• **Text provided**:
As a result of the narrow-band UVB treatment, the PASI score dropped on average 57.71 percent during treatment, a difference that was highly significant (p < 0.001) (see Figure 4A, panel A). Scores for local inflammation (thickness, scaling and redness) showed highly significant improvements of the lesions measured by FibroTx TAP (p < 0.01, p < 0.01, p < 0.01, respectively) (see Figure 4A panel B - C). During the four weeks course of UVB treatment, levels of IL-1a did not change on lesional skin of psoriasis patients, but there was a modest decline in IL-1a on normal appearing skin. In contrast, levels of IL-1RA (p < 0.01) and CXCL-1/2 (p < 0.05) showed a significant reduction on lesional skin in response to narrow-band UVB treatment. Whereas four weeks of treatment reduced IL-1RA on lesional skin to the level of IL-1RA on normal appearing skin before treatment, CXCL-1/2 showed a 75 percent reduction of the level of CXCL-1/2 observed on lesional skin before treatment. No alterations were measured for IL-1RA on normal appearing skin during the course of treatment and CXCL-1/2 remained undetectable. Analyses of the IL-1RA over IL-1a ratio also confirm the clinically observed pattern of normalisation of skin in lesions measured. The ratio between IL-1RA and IL-1a, measured on lesions in apparent concentration (ng/ml) declined from 4.91 to 2.25. In contrast, the ratio between IL-1RA and IL-1a, measured on non-lesional skin remained fairly stable, changing from 0.57 to 0.65 during treatment (see Table 4).

• **Things to do**:
1. Answer these questions using the passage on narrow-band UVB treatment:
(a) By what average percentage did the PASI score drop during treatment?
(b) How did IL-1a levels on lesional skin change over the four weeks of treatment?
(c) Between which two values did the IL-1RA to IL-1a ratio measured on lesions decline?
2. Summarize the passage on narrow-band UVB treatment in two sentences.

(Stored records)
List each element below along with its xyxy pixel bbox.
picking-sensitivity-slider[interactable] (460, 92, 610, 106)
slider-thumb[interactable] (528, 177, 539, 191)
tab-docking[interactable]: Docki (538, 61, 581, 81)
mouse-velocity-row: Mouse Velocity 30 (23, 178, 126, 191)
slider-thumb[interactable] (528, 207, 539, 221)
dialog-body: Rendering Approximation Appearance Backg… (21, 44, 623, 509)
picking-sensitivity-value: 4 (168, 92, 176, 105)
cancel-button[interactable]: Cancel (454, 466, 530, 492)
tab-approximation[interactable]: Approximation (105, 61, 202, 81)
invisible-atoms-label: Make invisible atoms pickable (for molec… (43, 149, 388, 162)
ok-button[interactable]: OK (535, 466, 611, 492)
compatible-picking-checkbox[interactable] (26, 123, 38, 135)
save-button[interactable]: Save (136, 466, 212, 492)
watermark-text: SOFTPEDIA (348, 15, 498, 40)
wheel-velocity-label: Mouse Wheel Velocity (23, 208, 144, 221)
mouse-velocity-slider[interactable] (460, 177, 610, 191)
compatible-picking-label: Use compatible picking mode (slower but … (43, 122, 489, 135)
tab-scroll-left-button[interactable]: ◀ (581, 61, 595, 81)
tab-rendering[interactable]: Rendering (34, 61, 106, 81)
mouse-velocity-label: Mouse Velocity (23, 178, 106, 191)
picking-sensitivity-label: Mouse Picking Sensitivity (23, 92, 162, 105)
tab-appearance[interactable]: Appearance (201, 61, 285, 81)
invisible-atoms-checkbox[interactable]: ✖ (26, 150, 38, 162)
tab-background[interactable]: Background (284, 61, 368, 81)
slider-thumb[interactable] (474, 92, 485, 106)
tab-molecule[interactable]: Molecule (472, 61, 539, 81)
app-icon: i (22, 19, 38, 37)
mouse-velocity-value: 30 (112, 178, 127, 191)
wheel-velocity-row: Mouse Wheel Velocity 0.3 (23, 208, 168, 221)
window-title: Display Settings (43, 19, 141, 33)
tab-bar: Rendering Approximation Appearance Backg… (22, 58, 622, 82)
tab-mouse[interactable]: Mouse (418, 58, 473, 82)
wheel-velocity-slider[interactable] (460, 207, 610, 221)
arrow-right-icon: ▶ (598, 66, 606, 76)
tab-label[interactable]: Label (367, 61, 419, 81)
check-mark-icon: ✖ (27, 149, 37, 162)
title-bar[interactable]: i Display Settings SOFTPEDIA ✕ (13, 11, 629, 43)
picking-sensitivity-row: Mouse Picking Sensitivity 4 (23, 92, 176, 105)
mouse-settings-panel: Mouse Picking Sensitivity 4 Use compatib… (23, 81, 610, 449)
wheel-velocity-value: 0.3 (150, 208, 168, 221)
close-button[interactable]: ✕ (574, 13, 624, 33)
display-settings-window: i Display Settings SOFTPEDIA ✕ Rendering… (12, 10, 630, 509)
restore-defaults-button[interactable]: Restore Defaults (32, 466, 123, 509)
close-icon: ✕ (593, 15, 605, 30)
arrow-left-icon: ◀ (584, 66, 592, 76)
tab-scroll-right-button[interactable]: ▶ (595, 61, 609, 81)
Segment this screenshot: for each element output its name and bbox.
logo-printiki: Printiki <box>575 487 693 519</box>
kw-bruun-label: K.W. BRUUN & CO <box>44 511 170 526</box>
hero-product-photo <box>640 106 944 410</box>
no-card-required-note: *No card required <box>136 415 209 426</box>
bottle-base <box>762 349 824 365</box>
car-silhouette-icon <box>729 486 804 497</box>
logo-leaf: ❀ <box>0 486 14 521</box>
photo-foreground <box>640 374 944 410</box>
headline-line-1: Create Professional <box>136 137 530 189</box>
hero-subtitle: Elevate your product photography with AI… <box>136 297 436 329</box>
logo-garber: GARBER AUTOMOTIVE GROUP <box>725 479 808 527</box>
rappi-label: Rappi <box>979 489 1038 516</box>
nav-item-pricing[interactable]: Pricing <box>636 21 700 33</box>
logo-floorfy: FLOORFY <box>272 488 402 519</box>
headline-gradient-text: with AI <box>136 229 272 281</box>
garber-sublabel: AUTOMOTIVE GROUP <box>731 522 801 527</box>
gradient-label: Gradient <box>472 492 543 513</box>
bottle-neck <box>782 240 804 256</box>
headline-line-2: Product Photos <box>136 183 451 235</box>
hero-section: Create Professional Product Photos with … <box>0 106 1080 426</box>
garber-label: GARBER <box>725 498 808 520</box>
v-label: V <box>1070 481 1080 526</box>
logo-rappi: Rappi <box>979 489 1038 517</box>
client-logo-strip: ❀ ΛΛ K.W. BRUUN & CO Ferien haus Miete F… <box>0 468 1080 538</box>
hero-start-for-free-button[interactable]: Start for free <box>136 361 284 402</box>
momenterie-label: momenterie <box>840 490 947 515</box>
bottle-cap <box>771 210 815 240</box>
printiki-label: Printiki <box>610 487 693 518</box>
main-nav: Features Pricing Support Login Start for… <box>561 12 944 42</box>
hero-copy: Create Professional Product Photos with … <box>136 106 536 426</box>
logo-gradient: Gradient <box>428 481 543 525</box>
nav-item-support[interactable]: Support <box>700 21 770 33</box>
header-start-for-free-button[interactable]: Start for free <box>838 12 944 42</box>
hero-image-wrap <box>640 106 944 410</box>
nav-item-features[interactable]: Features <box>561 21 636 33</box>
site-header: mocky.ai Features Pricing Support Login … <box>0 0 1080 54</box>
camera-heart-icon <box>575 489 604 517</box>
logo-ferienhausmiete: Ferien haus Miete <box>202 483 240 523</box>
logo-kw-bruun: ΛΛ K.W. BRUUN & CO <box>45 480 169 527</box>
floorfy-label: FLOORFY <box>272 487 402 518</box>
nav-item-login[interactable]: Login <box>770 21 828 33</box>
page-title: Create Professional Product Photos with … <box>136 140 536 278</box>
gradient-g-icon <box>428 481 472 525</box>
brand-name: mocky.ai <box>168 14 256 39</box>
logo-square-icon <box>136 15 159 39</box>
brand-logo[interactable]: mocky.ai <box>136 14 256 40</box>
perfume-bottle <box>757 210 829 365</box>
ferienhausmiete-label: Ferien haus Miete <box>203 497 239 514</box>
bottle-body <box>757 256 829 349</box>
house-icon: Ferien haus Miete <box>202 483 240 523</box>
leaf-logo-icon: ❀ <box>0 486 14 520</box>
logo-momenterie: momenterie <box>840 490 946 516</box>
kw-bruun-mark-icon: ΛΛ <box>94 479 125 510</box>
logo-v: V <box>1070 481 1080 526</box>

• **Responses**:
1.
(a) 57.71 percent
(b) They did not change.
(c) From 4.91 to 2.25

2. Narrow-band UVB treatment lowered the PASI score by an average of 57.71 percent and brought highly significant improvements in lesion thickness, scaling and redness. On lesional skin, IL-1a did not change, while IL-1RA and CXCL-1/2 fell significantly and the IL-1RA to IL-1a ratio declined from 4.91 to 2.25, whereas on non-lesional skin that ratio remained fairly stable.